### Working data
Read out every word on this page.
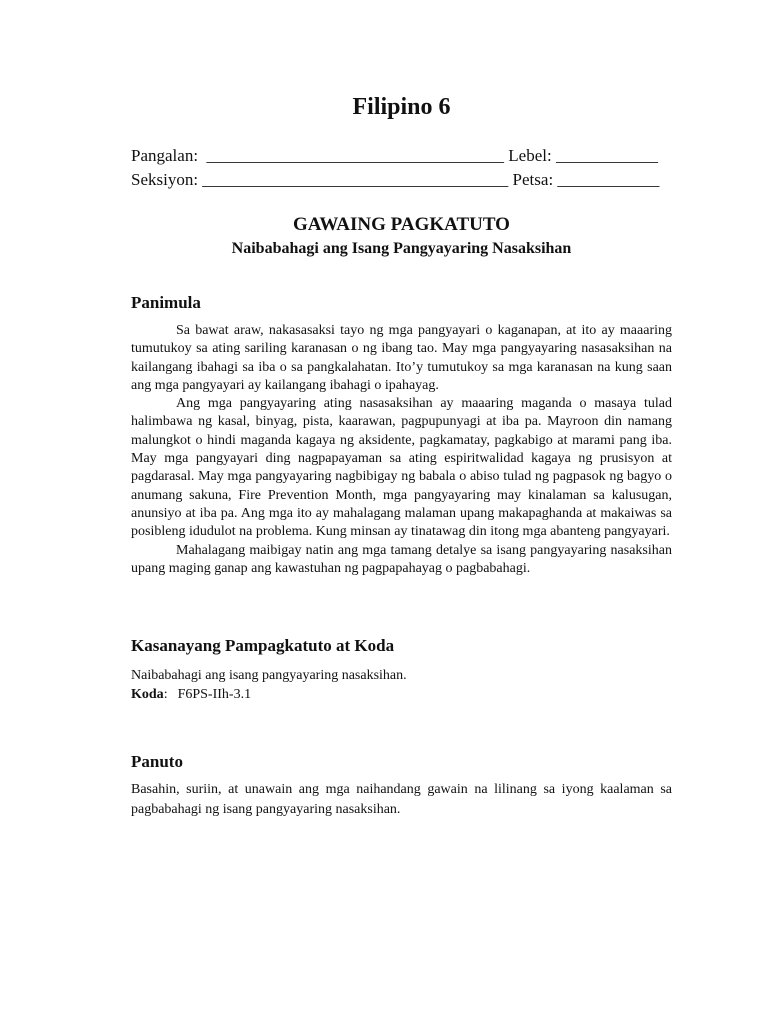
Filipino 6

Pangalan:  ___________________________________ Lebel: ____________

Seksiyon: ____________________________________ Petsa: ____________

GAWAING PAGKATUTO
Naibabahagi ang Isang Pangyayaring Nasaksihan
Panimula

Sa bawat araw, nakasasaksi tayo ng mga pangyayari o kaganapan, at ito ay maaaring tumutukoy sa ating sariling karanasan o ng ibang tao. May mga pangyayaring nasasaksihan na kailangang ibahagi sa iba o sa pangkalahatan. Ito’y tumutukoy sa mga karanasan na kung saan ang mga pangyayari ay kailangang ibahagi o ipahayag.

Ang mga pangyayaring ating nasasaksihan ay maaaring maganda o masaya tulad halimbawa ng kasal, binyag, pista, kaarawan, pagpupunyagi at iba pa. Mayroon din namang malungkot o hindi maganda kagaya ng aksidente, pagkamatay, pagkabigo at marami pang iba. May mga pangyayari ding nagpapayaman sa ating espiritwalidad kagaya ng prusisyon at pagdarasal. May mga pangyayaring nagbibigay ng babala o abiso tulad ng pagpasok ng bagyo o anumang sakuna, Fire Prevention Month, mga pangyayaring may kinalaman sa kalusugan, anunsiyo at iba pa. Ang mga ito ay mahalagang malaman upang makapaghanda at makaiwas sa posibleng idudulot na problema. Kung minsan ay tinatawag din itong mga abanteng pangyayari.

Mahalagang maibigay natin ang mga tamang detalye sa isang pangyayaring nasaksihan upang maging ganap ang kawastuhan ng pagpapahayag o pagbabahagi.

Kasanayang Pampagkatuto at Koda

Naibabahagi ang isang pangyayaring nasaksihan.

Koda: F6PS-IIh-3.1

Panuto

Basahin, suriin, at unawain ang mga naihandang gawain na lilinang sa iyong kaalaman sa pagbabahagi ng isang pangyayaring nasaksihan.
######
Problem to solve — Please set down each line of the data above exactly as written, without the pictures.

Solution for this task —
Read out every word on this page.
Filipino 6

Pangalan:  ___________________________________ Lebel: ____________

Seksiyon: ____________________________________ Petsa: ____________

GAWAING PAGKATUTO
Naibabahagi ang Isang Pangyayaring Nasaksihan
Panimula

Sa bawat araw, nakasasaksi tayo ng mga pangyayari o kaganapan, at ito ay maaaring tumutukoy sa ating sariling karanasan o ng ibang tao. May mga pangyayaring nasasaksihan na kailangang ibahagi sa iba o sa pangkalahatan. Ito’y tumutukoy sa mga karanasan na kung saan ang mga pangyayari ay kailangang ibahagi o ipahayag.

Ang mga pangyayaring ating nasasaksihan ay maaaring maganda o masaya tulad halimbawa ng kasal, binyag, pista, kaarawan, pagpupunyagi at iba pa. Mayroon din namang malungkot o hindi maganda kagaya ng aksidente, pagkamatay, pagkabigo at marami pang iba. May mga pangyayari ding nagpapayaman sa ating espiritwalidad kagaya ng prusisyon at pagdarasal. May mga pangyayaring nagbibigay ng babala o abiso tulad ng pagpasok ng bagyo o anumang sakuna, Fire Prevention Month, mga pangyayaring may kinalaman sa kalusugan, anunsiyo at iba pa. Ang mga ito ay mahalagang malaman upang makapaghanda at makaiwas sa posibleng idudulot na problema. Kung minsan ay tinatawag din itong mga abanteng pangyayari.

Mahalagang maibigay natin ang mga tamang detalye sa isang pangyayaring nasaksihan upang maging ganap ang kawastuhan ng pagpapahayag o pagbabahagi.

Kasanayang Pampagkatuto at Koda

Naibabahagi ang isang pangyayaring nasaksihan.

Koda: F6PS-IIh-3.1

Panuto

Basahin, suriin, at unawain ang mga naihandang gawain na lilinang sa iyong kaalaman sa pagbabahagi ng isang pangyayaring nasaksihan.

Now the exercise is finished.